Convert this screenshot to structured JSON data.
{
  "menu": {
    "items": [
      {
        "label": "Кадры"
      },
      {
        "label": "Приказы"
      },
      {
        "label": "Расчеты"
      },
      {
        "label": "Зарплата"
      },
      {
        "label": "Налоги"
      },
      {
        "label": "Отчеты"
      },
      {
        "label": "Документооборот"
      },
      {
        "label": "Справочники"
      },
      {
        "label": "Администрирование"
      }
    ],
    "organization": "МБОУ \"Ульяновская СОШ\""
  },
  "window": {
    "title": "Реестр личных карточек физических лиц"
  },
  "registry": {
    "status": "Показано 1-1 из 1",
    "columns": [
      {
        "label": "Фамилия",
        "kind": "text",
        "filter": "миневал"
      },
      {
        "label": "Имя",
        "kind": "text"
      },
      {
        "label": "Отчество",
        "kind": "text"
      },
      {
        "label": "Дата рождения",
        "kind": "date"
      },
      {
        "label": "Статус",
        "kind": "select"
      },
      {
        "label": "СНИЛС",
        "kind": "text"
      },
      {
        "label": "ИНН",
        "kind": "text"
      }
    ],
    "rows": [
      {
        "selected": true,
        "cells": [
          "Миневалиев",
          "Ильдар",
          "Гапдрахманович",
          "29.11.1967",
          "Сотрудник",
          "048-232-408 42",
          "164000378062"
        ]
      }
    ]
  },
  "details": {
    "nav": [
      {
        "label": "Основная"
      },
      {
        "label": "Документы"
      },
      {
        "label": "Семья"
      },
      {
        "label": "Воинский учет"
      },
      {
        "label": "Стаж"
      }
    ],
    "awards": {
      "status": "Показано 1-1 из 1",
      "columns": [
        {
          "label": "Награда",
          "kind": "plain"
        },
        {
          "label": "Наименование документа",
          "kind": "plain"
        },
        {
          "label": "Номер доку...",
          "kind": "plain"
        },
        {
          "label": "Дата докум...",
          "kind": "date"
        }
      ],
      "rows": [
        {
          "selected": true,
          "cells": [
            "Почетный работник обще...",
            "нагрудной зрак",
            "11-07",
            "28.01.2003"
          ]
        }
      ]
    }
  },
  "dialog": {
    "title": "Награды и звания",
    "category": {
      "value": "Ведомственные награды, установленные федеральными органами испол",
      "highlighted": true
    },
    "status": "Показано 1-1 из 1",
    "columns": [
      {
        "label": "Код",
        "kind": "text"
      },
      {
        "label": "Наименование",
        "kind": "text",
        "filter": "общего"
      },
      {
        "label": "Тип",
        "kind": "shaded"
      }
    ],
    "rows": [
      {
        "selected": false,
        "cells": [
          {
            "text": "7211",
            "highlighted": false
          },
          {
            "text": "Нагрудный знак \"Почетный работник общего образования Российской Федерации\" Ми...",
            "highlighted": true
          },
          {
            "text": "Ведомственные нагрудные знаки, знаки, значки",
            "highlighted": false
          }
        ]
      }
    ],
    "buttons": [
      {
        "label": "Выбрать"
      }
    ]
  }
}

## TASK BRIEF
Each entry above is to be printed again exactly.

## OUTPUT OF THE TASK
Convert this screenshot to structured JSON data.
{
  "menu": {
    "items": [
      {
        "label": "Кадры"
      },
      {
        "label": "Приказы"
      },
      {
        "label": "Расчеты"
      },
      {
        "label": "Зарплата"
      },
      {
        "label": "Налоги"
      },
      {
        "label": "Отчеты"
      },
      {
        "label": "Документооборот"
      },
      {
        "label": "Справочники"
      },
      {
        "label": "Администрирование"
      }
    ],
    "organization": "МБОУ \"Ульяновская СОШ\""
  },
  "window": {
    "title": "Реестр личных карточек физических лиц"
  },
  "registry": {
    "status": "Показано 1-1 из 1",
    "columns": [
      {
        "label": "Фамилия",
        "kind": "text",
        "filter": "миневал"
      },
      {
        "label": "Имя",
        "kind": "text"
      },
      {
        "label": "Отчество",
        "kind": "text"
      },
      {
        "label": "Дата рождения",
        "kind": "date"
      },
      {
        "label": "Статус",
        "kind": "select"
      },
      {
        "label": "СНИЛС",
        "kind": "text"
      },
      {
        "label": "ИНН",
        "kind": "text"
      }
    ],
    "rows": [
      {
        "selected": true,
        "cells": [
          "Миневалиев",
          "Ильдар",
          "Гапдрахманович",
          "29.11.1967",
          "Сотрудник",
          "048-232-408 42",
          "164000378062"
        ]
      }
    ]
  },
  "details": {
    "nav": [
      {
        "label": "Основная"
      },
      {
        "label": "Документы"
      },
      {
        "label": "Семья"
      },
      {
        "label": "Воинский учет"
      },
      {
        "label": "Стаж"
      }
    ],
    "awards": {
      "status": "Показано 1-1 из 1",
      "columns": [
        {
          "label": "Награда",
          "kind": "plain"
        },
        {
          "label": "Наименование документа",
          "kind": "plain"
        },
        {
          "label": "Номер доку...",
          "kind": "plain"
        },
        {
          "label": "Дата докум...",
          "kind": "date"
        }
      ],
      "rows": [
        {
          "selected": true,
          "cells": [
            "Почетный работник обще...",
            "нагрудной зрак",
            "11-07",
            "28.01.2003"
          ]
        }
      ]
    }
  },
  "dialog": {
    "title": "Награды и звания",
    "category": {
      "value": "Ведомственные награды, установленные федеральными органами испол",
      "highlighted": true
    },
    "status": "Показано 1-1 из 1",
    "columns": [
      {
        "label": "Код",
        "kind": "text"
      },
      {
        "label": "Наименование",
        "kind": "text",
        "filter": "общего"
      },
      {
        "label": "Тип",
        "kind": "shaded"
      }
    ],
    "rows": [
      {
        "selected": false,
        "cells": [
          {
            "text": "7211",
            "highlighted": false
          },
          {
            "text": "Нагрудный знак \"Почетный работник общего образования Российской Федерации\" Ми...",
            "highlighted": true
          },
          {
            "text": "Ведомственные нагрудные знаки, знаки, значки",
            "highlighted": false
          }
        ]
      }
    ],
    "buttons": [
      {
        "label": "Выбрать"
      }
    ]
  }
}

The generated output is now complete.